_Text passage_:
┏━━
District-Level School Choice and Racial/Ethnic Test Score Gaps
Lorraine Blatt, Elizabeth Votruba-Drzal
American Educational Research Journal, April 2021
Researchers found that higher charter school enrollment is associated with larger White-Black test score gaps and this effect is mediated by White-Black segregation. There is also evidence that magnet school enrollment is associated with White-Hispanic test score gaps.

Paying for Whose Performance? Teacher Incentive Pay and the Black–White Test Score Gap
Andrew J. Hill, Daniel B. Jones
Educational Evaluation and Policy Analysis, April 2021
Researchers found that performance pay increases the conditional Black–White gap.

Parents’ Online School Reviews Reflect Several Racial and Socioeconomic Disparities in K–12 Education
Nabeel Gillani, Eric Chu, Doug Beeferman, Rebecca Eynon, Deb Roy
AERA Open, March 2021
Researchers found that parents who reference school reviews may be accessing, and making decisions based on, biased perspectives that reinforce achievement gaps.

Evaluating Achievement Gaps Between Monolingual and Multilingual Students
J. Marc Goodrich, Lauren Thayer, Sergio Leiva
Educational Researcher, March 2021
Researchers found that there were substantial achievement gaps that were narrowing over time at the state level but that there were no achievement gaps between monolingual and multilingual students in large school districts.

A Negotiated Disadvantage? California Collective Bargaining Agreements and Achievement Gaps
Bradley D. Marianno
Educational Researcher, March 2021
Researchers found that achievement gaps in California are smaller where contracts increase in restrictiveness in class size and larger where contracts increase in restrictiveness in teacher evaluation and leave policies over time, though this is not the case for all student subgroups. 

The Effects of Absenteeism on Academic and Social-Emotional Outcomes: Lessons for COVID-19
Lucrecia Santibañez, Cassandra M. Guarino
Educational Researcher, February 2021
Researchers found that student outcomes generally suffer more from absenteeism in mathematics than in ELA.

When Does Inequality Grow? A Seasonal Analysis of Racial/Ethnic Disparities in Learning From Kindergarten Through Eighth Grade
Megan Kuhfeld, Dennis J. Condron, Doug B. Downey
Educational Researcher, December 2020.
┗━━
_Problems and tasks_:
1. In the research summaries on education gaps, what effect of teacher performance pay did researchers find?
2. Go on with the research summaries on education gaps, starting after the last line shown.

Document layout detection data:
┏━━
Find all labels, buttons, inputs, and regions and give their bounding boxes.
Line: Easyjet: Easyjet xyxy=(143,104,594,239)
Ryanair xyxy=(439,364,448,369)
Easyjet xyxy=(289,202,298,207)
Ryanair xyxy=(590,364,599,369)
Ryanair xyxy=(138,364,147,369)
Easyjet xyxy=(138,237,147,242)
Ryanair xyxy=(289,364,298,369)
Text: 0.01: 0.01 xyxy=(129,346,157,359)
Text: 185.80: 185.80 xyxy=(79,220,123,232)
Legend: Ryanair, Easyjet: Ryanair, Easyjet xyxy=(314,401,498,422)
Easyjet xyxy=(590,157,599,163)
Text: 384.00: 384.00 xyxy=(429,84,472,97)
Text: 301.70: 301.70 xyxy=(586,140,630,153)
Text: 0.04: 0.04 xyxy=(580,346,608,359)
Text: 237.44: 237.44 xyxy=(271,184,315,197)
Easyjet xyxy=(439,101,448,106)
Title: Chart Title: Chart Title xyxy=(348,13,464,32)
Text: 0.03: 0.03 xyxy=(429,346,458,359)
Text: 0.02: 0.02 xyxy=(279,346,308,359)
┗━━
_Responses to the tasks_:
1. Performance pay increases the conditional Black–White gap.

2.
Researchers found that Black-White achievement gaps widen during school periods and shrink during summers. Asian students generally pull ahead of White students at a faster rate during summers.

The College Preparatory Pipeline: Disparate Stages in Academic Opportunities
Heather E. Price
American Educational Research Journal, November 2020.
Researchers found that leaks in the college preparatory pipeline divert out historically marginalized students.

Bias in the Air: A Nationwide Exploration of Teachers’ Implicit Racial Attitudes, Aggregate Bias, and Student Outcomes
Mark J. Chin, David M. Quinn, Tasminda K. Dhaliwal, Virginia S. Lovison
Educational Researcher, July 2020.Researchers found that teachers’ implicit White/Black biases (as measured by the implicit association test) vary by teacher gender and race. 

School’s Out: The Role of Summers in Understanding Achievement Disparities
Allison Atteberry, Andrew McEachin
American Educational Research Journal, July 2020.
Researchers found that while some students actually maintain their school-year learning rate, others lose nearly all their school-year progress.

Experimental Effects of “Achievement Gap” News Reporting on Viewers’ Racial Stereotypes, Inequality Explanations, and Inequality Prioritization
David M. Quinn
Educational Researcher, June 2020.
Researchers found that a TV news story about racial achievement gaps (vs. a control or counterstereotypical video) led viewers to express more exaggerated stereotypes of Black Americans as lacking education and may have increased viewers’ implicit stereotyping of Black students as less competent than White students.

Trends in Children’s Academic Skills at School Entry: 2010 to 2017
Megan Kuhfeld, James Soland, Christine Pitts, Margaret Burchinal
Educational Researcher, June 2020.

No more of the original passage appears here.